* _Material_:
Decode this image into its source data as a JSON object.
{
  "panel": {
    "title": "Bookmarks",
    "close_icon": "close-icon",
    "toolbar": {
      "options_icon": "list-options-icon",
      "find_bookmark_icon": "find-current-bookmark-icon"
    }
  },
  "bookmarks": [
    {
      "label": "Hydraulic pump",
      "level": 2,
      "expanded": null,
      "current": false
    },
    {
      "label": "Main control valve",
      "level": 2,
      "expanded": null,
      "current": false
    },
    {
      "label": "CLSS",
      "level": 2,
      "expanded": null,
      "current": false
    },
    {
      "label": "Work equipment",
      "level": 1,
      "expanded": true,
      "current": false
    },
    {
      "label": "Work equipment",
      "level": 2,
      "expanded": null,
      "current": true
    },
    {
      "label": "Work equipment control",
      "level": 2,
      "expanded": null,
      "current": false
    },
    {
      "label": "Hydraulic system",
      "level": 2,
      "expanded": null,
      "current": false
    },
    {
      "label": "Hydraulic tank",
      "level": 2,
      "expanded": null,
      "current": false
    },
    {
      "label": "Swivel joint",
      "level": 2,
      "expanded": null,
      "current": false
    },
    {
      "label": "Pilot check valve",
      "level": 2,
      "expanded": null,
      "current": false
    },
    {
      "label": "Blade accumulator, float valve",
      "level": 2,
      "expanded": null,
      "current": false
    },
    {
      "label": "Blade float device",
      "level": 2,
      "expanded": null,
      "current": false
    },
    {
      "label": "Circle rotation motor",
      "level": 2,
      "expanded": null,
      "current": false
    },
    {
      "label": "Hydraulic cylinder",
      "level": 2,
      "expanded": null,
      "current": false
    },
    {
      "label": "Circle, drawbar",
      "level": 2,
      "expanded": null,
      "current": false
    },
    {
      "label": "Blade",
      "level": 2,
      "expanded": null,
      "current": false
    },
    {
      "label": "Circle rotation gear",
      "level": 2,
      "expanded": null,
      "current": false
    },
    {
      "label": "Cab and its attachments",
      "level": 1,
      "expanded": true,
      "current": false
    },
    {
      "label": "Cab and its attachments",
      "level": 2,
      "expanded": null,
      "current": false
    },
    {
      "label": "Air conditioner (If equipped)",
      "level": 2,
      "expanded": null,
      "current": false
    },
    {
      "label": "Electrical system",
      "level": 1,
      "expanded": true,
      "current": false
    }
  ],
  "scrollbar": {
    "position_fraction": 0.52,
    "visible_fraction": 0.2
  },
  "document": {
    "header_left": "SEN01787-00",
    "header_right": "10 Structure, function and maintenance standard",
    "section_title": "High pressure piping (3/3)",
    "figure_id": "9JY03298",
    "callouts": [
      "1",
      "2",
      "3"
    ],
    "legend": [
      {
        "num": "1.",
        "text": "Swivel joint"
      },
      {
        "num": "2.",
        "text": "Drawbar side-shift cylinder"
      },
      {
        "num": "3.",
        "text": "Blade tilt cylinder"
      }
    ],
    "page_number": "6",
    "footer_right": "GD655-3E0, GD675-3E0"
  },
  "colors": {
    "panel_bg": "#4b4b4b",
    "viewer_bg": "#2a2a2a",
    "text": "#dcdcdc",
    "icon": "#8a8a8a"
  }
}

* _What this task involves_: Extract all lines containing the word "float".

* _Answer for the task_:
      "label": "Blade accumulator, float valve",
      "label": "Blade float device",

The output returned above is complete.